• **Problem description**:
Answer with one number: the count of lines in this material that hold the word "true".

• **Given data**:

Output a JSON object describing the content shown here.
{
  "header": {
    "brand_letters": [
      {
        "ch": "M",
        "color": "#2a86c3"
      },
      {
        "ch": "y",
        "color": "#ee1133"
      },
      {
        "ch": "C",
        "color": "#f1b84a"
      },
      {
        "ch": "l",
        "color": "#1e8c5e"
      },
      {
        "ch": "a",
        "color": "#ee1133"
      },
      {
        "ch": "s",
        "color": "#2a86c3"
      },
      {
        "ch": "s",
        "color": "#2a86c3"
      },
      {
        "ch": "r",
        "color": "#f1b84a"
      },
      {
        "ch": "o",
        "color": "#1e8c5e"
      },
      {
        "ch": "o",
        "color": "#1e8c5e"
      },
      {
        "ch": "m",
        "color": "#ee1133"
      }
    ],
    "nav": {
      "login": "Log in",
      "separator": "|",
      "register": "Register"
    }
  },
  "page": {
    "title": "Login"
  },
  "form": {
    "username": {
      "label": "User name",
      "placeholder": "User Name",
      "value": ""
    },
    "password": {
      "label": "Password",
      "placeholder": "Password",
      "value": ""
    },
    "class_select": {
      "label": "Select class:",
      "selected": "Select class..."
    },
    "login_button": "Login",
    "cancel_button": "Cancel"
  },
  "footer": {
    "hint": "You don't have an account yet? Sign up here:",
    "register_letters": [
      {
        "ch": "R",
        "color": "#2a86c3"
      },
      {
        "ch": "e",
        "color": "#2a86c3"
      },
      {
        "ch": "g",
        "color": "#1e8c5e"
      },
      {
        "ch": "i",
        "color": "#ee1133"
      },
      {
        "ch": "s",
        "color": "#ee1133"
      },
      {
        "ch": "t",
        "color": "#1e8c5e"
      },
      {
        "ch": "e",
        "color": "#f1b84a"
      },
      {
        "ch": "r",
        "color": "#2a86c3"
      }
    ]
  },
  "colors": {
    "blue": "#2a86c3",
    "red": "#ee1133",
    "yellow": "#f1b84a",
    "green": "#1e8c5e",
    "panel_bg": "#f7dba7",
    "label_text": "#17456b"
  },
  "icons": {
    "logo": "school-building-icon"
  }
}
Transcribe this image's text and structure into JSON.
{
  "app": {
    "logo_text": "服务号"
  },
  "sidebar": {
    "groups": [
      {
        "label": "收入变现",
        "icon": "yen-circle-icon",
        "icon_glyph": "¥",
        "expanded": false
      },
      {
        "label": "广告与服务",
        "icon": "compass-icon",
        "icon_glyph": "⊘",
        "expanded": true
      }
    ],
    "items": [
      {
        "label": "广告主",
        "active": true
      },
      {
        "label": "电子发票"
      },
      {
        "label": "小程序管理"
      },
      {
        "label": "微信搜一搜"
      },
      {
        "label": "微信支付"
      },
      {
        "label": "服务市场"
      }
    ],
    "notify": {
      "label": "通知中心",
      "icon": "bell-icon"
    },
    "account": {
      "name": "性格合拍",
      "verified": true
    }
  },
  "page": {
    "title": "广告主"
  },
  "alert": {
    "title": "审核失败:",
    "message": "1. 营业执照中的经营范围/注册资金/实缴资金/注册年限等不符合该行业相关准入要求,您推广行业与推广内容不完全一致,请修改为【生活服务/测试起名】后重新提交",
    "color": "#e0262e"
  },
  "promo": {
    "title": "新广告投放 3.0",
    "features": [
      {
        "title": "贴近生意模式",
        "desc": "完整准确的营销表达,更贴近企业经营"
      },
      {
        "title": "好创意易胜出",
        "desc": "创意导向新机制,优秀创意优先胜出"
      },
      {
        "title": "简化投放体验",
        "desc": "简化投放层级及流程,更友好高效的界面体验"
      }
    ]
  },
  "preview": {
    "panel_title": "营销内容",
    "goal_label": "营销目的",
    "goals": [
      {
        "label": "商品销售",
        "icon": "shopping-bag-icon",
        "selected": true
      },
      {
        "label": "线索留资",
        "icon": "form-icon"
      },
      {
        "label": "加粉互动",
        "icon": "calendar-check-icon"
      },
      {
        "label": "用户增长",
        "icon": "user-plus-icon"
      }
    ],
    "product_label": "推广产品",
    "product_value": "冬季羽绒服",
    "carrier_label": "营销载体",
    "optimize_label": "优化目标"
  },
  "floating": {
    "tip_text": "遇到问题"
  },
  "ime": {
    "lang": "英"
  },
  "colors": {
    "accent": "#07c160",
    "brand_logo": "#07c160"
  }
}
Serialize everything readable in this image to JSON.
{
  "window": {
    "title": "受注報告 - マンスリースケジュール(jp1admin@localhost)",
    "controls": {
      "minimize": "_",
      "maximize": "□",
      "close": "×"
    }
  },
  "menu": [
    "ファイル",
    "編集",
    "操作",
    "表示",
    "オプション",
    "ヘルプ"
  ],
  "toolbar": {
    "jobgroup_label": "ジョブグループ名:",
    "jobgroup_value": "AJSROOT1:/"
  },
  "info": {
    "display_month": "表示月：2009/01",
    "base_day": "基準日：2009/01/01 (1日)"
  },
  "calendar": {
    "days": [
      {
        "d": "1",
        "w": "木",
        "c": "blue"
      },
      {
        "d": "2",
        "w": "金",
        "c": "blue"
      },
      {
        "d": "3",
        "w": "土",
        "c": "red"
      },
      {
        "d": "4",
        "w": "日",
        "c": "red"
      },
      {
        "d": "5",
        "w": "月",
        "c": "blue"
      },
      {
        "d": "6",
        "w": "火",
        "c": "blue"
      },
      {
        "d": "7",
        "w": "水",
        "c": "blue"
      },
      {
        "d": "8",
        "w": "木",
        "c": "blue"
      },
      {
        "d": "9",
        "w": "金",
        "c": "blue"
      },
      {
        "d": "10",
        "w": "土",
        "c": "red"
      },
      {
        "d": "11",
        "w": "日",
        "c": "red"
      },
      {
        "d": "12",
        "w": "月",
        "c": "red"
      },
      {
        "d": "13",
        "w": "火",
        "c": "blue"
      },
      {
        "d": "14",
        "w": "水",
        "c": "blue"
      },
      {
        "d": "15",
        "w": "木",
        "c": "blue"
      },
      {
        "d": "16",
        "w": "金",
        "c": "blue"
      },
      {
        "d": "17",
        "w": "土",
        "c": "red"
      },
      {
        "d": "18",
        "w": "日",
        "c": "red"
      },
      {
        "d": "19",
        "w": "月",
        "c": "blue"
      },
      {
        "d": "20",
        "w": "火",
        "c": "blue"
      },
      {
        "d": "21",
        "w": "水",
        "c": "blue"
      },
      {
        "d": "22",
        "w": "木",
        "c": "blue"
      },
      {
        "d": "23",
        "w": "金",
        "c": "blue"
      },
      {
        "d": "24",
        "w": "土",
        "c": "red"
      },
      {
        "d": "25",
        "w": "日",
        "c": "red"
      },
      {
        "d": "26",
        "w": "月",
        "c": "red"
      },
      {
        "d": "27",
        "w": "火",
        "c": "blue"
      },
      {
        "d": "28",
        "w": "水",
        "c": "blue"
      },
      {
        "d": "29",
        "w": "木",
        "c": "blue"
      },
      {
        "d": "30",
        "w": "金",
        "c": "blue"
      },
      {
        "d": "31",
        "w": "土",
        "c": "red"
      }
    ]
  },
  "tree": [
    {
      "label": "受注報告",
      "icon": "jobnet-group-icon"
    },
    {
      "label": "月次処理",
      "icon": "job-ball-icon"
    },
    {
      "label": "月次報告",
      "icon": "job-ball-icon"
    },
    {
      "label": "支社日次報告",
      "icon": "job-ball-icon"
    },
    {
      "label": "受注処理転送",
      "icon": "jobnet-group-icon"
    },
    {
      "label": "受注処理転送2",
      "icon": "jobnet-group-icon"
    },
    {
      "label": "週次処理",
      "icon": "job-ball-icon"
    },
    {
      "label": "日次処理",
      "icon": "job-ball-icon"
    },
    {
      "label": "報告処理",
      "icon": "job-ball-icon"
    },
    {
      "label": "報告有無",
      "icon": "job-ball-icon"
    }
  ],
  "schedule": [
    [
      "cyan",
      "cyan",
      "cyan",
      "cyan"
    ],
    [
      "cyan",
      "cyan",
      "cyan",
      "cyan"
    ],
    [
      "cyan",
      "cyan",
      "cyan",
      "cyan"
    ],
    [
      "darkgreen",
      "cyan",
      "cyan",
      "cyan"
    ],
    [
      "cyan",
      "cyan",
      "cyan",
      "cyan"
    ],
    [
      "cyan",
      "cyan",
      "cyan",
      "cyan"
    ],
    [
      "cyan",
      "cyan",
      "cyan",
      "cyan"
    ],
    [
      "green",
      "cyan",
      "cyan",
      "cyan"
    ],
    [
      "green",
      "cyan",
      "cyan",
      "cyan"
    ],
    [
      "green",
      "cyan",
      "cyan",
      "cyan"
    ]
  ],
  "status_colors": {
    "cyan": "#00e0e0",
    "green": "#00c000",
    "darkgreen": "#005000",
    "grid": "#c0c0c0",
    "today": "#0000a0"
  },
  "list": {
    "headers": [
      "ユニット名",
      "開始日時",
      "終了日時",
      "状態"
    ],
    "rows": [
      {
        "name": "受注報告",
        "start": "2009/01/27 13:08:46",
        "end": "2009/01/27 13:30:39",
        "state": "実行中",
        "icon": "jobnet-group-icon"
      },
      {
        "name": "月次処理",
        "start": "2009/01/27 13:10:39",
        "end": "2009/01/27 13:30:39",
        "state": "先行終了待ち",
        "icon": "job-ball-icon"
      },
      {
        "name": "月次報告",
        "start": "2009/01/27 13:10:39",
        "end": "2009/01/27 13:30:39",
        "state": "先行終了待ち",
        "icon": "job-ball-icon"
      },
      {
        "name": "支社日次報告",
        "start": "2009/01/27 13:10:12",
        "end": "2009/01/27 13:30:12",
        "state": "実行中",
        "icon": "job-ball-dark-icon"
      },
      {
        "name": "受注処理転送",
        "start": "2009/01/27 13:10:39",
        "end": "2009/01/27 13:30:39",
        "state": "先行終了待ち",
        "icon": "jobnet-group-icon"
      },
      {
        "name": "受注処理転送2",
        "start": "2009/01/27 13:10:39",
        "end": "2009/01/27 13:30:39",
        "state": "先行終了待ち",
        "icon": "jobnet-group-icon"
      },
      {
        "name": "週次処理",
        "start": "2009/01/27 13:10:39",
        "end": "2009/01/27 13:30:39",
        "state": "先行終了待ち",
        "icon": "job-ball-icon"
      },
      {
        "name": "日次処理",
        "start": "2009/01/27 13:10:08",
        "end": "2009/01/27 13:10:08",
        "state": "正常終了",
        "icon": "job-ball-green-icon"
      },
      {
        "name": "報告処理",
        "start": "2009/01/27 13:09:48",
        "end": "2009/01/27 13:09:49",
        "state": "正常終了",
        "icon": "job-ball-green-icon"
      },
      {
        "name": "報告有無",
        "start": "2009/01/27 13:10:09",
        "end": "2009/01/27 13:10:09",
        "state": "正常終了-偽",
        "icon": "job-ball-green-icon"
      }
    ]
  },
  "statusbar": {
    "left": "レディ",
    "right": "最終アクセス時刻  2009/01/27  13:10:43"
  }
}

• **Result**:
4